FAO urges Nigeria to improve value addition in agriculture
October 9, 20181.3K views0 comments
As the World Food Day approaches, the UN Food and Agriculture Organisation (FAO) has urged the federal government to upscale and support value addition activities in agriculture to achieve zero hunger by 2030, it said in a report monitored by business a.m.
Suffyan Koroma, the country representative of FAO, during a walk on Tuesday to commemorate the 2018 World Food Day said agricultural production would be accelerated if value addition initiatives are effectively adopted.
“Nigeria should be free of hunger by 2030 but that does not just rest on agriculture. It goes beyond agriculture because the complimentary services that agriculture needs to thrive are also as valuable as the products that we produce. For food prices to be lower, it means the value-added products, the services, the energy, the effective legislation should contribute. It even involves transportation, knowing what to produce and for what market,” he said.

------------------------------------------------------------------------

> PROBLEMS TO WORK ON
1: From the FAO article, extract the passage starting with "FAO urges Nigeria" and going on through "are effectively adopted.".
2: Answer these questions using the FAO article:
(a) By what year does the FAO want Nigeria to reach zero hunger?
(b) What position does Suffyan Koroma hold?
(c) On which day of the week did the walk for the 2018 World Food Day take place?
3: In the FAO article, the sentence beginning "For food prices to be lower" names several things that should contribute. List them all.
The records aren't needed for any of this work.

> ENTRIES SHOWN
------------------------------------------------------------------------

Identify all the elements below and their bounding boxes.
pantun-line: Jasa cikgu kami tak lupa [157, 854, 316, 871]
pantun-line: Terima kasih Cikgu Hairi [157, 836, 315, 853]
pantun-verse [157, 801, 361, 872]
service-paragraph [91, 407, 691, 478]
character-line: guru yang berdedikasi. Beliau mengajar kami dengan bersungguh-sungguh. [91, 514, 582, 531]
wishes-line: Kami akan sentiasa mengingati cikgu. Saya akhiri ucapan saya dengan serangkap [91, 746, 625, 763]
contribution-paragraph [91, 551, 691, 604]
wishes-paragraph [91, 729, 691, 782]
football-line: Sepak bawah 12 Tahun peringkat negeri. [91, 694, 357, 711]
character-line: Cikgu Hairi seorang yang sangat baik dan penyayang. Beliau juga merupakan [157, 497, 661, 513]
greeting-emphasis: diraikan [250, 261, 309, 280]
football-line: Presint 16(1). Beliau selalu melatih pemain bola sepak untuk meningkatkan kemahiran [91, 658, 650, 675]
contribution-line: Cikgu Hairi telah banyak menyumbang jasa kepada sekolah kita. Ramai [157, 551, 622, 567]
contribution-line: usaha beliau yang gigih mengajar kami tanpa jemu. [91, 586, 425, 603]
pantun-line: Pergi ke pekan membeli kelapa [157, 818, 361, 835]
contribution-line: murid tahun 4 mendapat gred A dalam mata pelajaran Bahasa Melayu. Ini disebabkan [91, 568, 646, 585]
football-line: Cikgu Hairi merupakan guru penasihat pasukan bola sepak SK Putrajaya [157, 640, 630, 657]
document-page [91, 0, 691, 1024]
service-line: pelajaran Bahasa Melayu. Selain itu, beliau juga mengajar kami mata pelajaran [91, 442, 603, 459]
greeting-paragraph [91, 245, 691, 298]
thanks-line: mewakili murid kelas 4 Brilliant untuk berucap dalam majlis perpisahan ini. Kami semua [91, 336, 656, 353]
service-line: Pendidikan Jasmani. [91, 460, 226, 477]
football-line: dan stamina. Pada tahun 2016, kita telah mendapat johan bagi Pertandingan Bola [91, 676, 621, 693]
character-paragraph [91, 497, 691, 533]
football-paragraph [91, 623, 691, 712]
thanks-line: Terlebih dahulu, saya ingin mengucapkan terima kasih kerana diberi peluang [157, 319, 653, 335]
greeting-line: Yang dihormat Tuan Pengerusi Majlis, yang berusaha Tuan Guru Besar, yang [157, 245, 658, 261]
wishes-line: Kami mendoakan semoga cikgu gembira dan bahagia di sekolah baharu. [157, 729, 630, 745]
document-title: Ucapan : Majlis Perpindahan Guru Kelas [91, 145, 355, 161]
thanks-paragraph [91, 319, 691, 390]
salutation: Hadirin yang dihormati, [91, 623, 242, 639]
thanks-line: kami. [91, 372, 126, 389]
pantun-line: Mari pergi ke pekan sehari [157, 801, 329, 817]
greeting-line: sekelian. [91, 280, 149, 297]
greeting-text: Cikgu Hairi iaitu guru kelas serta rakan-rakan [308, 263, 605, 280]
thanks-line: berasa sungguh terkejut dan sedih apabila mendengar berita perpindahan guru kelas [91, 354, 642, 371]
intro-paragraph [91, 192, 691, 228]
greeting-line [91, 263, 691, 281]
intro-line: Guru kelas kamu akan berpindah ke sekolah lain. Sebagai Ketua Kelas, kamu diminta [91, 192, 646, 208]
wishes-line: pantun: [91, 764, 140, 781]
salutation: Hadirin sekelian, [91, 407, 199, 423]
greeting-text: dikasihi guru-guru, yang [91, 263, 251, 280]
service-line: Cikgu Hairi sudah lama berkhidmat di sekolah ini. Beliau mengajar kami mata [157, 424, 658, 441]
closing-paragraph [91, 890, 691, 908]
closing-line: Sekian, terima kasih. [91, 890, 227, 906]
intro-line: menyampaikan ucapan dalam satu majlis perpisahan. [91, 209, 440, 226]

------------------------------------------------------------------------

> THE RESPONSES
1:
FAO urges Nigeria to improve value addition in agriculture
October 9, 20181.3K views0 comments
As the World Food Day approaches, the UN Food and Agriculture Organisation (FAO) has urged the federal government to upscale and support value addition activities in agriculture to achieve zero hunger by 2030, it said in a report monitored by business a.m.
Suffyan Koroma, the country representative of FAO, during a walk on Tuesday to commemorate the 2018 World Food Day said agricultural production would be accelerated if value addition initiatives are effectively adopted.

2:
(a) 2030
(b) Country representative of FAO
(c) Tuesday

3:
- the value-added products
- the services
- the energy
- the effective legislation